PROBLEM REQUIREMENTS: Output every entry exactly as given.

:::

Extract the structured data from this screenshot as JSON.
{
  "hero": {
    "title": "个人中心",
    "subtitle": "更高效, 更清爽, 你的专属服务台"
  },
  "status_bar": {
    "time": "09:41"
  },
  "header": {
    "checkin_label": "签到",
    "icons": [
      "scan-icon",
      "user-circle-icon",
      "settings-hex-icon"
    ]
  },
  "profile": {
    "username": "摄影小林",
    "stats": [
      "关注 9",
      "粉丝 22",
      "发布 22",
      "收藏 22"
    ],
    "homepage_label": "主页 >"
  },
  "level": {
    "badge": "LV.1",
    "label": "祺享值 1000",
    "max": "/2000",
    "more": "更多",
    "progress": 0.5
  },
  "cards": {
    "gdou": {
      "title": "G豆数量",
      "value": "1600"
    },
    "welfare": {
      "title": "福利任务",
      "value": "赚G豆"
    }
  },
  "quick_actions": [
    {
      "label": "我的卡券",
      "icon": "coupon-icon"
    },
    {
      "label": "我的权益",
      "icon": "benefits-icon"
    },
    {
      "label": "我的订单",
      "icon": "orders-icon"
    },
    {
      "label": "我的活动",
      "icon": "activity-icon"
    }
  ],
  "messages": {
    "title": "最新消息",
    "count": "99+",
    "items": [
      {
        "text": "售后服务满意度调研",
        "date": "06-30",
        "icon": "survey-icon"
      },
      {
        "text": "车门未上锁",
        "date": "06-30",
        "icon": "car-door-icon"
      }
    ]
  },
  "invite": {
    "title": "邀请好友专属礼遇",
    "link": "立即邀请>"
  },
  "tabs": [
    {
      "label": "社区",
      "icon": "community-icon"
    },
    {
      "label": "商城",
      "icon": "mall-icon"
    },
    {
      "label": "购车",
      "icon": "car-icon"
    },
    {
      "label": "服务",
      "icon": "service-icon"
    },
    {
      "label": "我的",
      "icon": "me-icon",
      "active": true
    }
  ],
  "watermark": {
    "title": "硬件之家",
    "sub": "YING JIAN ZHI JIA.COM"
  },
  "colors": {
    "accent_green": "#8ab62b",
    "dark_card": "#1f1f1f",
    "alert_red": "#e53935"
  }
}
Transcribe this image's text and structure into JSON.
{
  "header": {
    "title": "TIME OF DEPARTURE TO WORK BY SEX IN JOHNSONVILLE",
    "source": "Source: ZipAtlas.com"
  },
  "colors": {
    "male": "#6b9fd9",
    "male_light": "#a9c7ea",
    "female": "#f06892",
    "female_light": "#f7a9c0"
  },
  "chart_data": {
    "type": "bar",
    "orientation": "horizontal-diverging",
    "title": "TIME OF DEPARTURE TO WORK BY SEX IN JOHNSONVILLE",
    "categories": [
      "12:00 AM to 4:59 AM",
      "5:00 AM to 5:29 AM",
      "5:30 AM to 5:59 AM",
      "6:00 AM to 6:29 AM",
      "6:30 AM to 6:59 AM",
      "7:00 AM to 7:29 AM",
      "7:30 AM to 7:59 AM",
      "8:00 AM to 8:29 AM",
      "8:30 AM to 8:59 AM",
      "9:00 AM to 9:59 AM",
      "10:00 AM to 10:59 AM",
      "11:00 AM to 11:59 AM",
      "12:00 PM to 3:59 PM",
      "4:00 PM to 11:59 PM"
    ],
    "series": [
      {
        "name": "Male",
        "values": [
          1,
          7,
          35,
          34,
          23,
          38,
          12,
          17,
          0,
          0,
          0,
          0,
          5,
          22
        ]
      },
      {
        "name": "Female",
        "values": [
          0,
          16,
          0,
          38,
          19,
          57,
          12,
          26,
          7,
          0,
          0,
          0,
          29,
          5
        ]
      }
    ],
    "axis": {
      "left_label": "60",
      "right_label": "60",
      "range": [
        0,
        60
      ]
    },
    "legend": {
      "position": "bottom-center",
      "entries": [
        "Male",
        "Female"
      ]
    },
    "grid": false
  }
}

:::

SOLUTION TO THE EXERCISE:
Extract the structured data from this screenshot as JSON.
{
  "hero": {
    "title": "个人中心",
    "subtitle": "更高效, 更清爽, 你的专属服务台"
  },
  "status_bar": {
    "time": "09:41"
  },
  "header": {
    "checkin_label": "签到",
    "icons": [
      "scan-icon",
      "user-circle-icon",
      "settings-hex-icon"
    ]
  },
  "profile": {
    "username": "摄影小林",
    "stats": [
      "关注 9",
      "粉丝 22",
      "发布 22",
      "收藏 22"
    ],
    "homepage_label": "主页 >"
  },
  "level": {
    "badge": "LV.1",
    "label": "祺享值 1000",
    "max": "/2000",
    "more": "更多",
    "progress": 0.5
  },
  "cards": {
    "gdou": {
      "title": "G豆数量",
      "value": "1600"
    },
    "welfare": {
      "title": "福利任务",
      "value": "赚G豆"
    }
  },
  "quick_actions": [
    {
      "label": "我的卡券",
      "icon": "coupon-icon"
    },
    {
      "label": "我的权益",
      "icon": "benefits-icon"
    },
    {
      "label": "我的订单",
      "icon": "orders-icon"
    },
    {
      "label": "我的活动",
      "icon": "activity-icon"
    }
  ],
  "messages": {
    "title": "最新消息",
    "count": "99+",
    "items": [
      {
        "text": "售后服务满意度调研",
        "date": "06-30",
        "icon": "survey-icon"
      },
      {
        "text": "车门未上锁",
        "date": "06-30",
        "icon": "car-door-icon"
      }
    ]
  },
  "invite": {
    "title": "邀请好友专属礼遇",
    "link": "立即邀请>"
  },
  "tabs": [
    {
      "label": "社区",
      "icon": "community-icon"
    },
    {
      "label": "商城",
      "icon": "mall-icon"
    },
    {
      "label": "购车",
      "icon": "car-icon"
    },
    {
      "label": "服务",
      "icon": "service-icon"
    },
    {
      "label": "我的",
      "icon": "me-icon",
      "active": true
    }
  ],
  "watermark": {
    "title": "硬件之家",
    "sub": "YING JIAN ZHI JIA.COM"
  },
  "colors": {
    "accent_green": "#8ab62b",
    "dark_card": "#1f1f1f",
    "alert_red": "#e53935"
  }
}
Transcribe this image's text and structure into JSON.
{
  "header": {
    "title": "TIME OF DEPARTURE TO WORK BY SEX IN JOHNSONVILLE",
    "source": "Source: ZipAtlas.com"
  },
  "colors": {
    "male": "#6b9fd9",
    "male_light": "#a9c7ea",
    "female": "#f06892",
    "female_light": "#f7a9c0"
  },
  "chart_data": {
    "type": "bar",
    "orientation": "horizontal-diverging",
    "title": "TIME OF DEPARTURE TO WORK BY SEX IN JOHNSONVILLE",
    "categories": [
      "12:00 AM to 4:59 AM",
      "5:00 AM to 5:29 AM",
      "5:30 AM to 5:59 AM",
      "6:00 AM to 6:29 AM",
      "6:30 AM to 6:59 AM",
      "7:00 AM to 7:29 AM",
      "7:30 AM to 7:59 AM",
      "8:00 AM to 8:29 AM",
      "8:30 AM to 8:59 AM",
      "9:00 AM to 9:59 AM",
      "10:00 AM to 10:59 AM",
      "11:00 AM to 11:59 AM",
      "12:00 PM to 3:59 PM",
      "4:00 PM to 11:59 PM"
    ],
    "series": [
      {
        "name": "Male",
        "values": [
          1,
          7,
          35,
          34,
          23,
          38,
          12,
          17,
          0,
          0,
          0,
          0,
          5,
          22
        ]
      },
      {
        "name": "Female",
        "values": [
          0,
          16,
          0,
          38,
          19,
          57,
          12,
          26,
          7,
          0,
          0,
          0,
          29,
          5
        ]
      }
    ],
    "axis": {
      "left_label": "60",
      "right_label": "60",
      "range": [
        0,
        60
      ]
    },
    "legend": {
      "position": "bottom-center",
      "entries": [
        "Male",
        "Female"
      ]
    },
    "grid": false
  }
}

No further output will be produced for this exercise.